/---

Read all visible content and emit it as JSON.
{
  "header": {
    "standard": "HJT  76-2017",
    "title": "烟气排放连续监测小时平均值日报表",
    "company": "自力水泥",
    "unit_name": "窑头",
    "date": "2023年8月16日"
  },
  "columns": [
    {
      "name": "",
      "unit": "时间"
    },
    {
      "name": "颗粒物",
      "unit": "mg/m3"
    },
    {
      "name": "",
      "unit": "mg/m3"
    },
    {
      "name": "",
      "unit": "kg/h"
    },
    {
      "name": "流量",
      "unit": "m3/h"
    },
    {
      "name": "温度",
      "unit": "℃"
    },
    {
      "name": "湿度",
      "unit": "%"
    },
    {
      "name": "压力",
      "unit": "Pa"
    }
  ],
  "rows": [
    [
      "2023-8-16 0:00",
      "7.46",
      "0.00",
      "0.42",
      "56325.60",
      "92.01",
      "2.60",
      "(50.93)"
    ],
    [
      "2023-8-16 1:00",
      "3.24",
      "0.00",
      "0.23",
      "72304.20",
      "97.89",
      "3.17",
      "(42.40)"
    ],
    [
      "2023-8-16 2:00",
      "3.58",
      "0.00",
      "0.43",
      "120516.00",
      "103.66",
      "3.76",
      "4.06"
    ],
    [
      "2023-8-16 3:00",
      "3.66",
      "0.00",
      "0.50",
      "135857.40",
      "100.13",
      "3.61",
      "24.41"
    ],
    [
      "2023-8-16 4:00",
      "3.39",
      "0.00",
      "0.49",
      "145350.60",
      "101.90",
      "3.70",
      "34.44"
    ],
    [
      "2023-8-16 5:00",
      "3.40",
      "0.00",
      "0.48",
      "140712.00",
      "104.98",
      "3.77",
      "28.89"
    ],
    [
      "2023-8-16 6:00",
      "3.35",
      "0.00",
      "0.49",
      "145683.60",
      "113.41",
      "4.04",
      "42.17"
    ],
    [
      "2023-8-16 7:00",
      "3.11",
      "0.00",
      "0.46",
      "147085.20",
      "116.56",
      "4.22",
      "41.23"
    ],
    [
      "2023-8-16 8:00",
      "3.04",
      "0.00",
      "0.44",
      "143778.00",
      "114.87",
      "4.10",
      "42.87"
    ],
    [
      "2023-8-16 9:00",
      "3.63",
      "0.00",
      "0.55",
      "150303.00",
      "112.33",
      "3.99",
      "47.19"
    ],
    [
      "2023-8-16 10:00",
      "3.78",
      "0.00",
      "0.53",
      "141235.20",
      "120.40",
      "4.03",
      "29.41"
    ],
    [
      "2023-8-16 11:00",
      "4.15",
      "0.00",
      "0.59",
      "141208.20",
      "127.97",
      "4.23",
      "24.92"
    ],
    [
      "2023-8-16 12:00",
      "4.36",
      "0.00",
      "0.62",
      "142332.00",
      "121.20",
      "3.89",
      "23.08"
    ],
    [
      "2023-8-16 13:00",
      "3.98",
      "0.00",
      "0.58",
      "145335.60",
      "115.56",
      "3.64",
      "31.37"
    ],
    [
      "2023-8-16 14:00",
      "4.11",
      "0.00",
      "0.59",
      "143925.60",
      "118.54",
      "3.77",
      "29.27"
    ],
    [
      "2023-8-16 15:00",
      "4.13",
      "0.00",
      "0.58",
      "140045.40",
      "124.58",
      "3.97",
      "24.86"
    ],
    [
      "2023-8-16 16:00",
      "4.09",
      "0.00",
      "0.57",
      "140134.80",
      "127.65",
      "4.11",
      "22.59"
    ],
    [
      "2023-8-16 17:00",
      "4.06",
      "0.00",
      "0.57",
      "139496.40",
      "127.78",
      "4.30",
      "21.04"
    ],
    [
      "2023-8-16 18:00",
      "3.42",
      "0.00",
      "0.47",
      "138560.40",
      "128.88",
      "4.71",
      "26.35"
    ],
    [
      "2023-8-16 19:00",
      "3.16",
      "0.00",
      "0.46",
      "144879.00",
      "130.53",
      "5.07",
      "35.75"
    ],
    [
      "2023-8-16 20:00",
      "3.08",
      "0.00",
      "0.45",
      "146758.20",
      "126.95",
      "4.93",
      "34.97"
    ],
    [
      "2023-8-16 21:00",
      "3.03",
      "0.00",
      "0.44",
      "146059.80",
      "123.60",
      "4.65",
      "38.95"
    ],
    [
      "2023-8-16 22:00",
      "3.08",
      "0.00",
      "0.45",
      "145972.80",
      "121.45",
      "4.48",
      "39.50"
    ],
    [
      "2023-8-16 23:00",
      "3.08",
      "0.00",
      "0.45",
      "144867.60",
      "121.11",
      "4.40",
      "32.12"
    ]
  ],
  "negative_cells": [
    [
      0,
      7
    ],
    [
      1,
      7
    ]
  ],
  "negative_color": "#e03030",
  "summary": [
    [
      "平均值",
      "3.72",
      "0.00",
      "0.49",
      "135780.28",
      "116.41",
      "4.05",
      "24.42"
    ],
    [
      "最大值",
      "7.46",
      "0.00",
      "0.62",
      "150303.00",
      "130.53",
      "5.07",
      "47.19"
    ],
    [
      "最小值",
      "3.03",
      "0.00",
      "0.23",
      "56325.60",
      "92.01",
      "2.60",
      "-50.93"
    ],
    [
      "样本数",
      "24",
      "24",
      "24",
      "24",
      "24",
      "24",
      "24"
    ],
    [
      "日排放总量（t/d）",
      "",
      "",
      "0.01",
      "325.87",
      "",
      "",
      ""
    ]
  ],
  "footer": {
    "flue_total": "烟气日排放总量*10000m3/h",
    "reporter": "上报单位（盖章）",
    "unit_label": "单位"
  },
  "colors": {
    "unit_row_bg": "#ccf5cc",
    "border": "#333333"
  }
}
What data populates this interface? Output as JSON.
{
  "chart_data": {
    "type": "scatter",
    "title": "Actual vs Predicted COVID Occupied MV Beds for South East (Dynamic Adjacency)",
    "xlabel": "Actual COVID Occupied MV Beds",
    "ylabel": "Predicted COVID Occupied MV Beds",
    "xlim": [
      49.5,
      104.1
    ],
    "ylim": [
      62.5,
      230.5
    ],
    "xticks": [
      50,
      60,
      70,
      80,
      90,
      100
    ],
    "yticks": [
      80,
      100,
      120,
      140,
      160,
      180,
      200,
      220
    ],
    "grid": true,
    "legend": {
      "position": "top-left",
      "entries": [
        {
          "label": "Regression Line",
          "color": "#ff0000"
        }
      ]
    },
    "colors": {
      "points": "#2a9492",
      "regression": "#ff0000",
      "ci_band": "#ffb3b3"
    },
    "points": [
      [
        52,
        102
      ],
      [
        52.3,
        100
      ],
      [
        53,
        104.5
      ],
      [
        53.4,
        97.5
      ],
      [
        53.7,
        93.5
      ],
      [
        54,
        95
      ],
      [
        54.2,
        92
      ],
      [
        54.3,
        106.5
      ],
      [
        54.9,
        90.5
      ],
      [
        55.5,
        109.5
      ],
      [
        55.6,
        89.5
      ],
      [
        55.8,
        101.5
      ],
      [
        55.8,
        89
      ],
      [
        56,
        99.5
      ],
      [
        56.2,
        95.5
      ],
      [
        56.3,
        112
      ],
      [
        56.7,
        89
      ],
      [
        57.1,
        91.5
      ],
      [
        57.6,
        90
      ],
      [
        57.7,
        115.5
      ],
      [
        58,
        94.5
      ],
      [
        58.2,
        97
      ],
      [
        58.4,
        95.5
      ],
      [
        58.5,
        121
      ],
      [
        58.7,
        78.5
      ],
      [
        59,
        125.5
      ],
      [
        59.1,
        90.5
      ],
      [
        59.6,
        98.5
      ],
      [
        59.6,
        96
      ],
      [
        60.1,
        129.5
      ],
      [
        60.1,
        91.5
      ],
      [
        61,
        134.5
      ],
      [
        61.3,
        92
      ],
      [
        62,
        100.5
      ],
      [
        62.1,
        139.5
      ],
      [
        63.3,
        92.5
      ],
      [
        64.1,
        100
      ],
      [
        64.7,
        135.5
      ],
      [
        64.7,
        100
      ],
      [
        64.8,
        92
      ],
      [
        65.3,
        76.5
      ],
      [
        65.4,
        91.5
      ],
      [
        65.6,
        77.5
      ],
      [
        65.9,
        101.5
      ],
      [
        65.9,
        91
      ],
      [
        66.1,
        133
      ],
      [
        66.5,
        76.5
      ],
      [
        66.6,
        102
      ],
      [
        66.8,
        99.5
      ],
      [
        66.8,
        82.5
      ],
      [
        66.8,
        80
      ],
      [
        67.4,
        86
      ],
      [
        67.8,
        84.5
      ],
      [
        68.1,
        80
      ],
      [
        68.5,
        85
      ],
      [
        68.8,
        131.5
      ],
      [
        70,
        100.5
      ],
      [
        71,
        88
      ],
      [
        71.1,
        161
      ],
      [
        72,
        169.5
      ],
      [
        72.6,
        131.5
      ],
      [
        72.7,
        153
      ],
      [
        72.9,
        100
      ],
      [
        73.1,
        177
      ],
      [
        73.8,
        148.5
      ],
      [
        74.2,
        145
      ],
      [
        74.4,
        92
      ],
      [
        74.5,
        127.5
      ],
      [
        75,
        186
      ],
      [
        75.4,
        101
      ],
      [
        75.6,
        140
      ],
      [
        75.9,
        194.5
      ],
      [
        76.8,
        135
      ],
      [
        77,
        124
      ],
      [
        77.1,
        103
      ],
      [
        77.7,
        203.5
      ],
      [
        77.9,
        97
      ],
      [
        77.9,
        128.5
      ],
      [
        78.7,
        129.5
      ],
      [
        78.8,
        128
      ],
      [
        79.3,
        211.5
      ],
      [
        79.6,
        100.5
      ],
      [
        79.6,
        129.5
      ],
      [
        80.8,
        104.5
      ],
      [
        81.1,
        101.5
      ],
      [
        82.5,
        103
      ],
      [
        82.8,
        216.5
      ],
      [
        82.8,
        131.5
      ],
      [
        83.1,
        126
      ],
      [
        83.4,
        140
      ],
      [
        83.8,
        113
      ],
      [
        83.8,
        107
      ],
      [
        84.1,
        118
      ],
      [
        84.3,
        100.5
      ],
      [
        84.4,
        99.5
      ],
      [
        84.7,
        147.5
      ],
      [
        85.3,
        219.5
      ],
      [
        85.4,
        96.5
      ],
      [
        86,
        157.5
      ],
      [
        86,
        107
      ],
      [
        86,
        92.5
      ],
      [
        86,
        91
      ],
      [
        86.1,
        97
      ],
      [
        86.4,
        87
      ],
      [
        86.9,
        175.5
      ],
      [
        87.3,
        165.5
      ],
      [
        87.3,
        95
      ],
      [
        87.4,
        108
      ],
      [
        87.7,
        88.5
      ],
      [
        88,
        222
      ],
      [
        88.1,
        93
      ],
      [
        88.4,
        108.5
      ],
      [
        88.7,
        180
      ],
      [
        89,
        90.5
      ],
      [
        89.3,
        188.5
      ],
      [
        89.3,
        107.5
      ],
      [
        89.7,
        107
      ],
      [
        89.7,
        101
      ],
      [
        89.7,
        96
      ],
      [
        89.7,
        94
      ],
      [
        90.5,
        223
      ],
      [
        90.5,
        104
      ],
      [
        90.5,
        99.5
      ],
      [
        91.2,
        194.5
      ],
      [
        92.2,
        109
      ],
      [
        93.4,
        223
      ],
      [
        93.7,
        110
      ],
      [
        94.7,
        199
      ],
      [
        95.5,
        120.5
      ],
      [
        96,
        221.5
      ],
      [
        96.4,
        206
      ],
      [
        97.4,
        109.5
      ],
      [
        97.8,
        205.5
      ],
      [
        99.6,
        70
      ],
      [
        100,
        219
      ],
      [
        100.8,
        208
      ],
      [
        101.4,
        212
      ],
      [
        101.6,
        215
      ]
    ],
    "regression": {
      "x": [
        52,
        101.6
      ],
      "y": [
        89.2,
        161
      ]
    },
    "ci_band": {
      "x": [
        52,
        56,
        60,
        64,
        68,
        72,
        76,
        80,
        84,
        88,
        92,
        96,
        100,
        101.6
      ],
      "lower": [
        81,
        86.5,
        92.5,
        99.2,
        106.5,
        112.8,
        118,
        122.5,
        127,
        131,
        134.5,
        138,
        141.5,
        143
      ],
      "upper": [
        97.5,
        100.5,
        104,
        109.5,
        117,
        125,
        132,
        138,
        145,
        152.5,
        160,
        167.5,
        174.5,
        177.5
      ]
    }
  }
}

\---

→ **Problem statement**: Copy every line of the material in which the word "Occupied" occurs.

→ **Finished answer**:
    "title": "Actual vs Predicted COVID Occupied MV Beds for South East (Dynamic Adjacency)",
    "xlabel": "Actual COVID Occupied MV Beds",
    "ylabel": "Predicted COVID Occupied MV Beds",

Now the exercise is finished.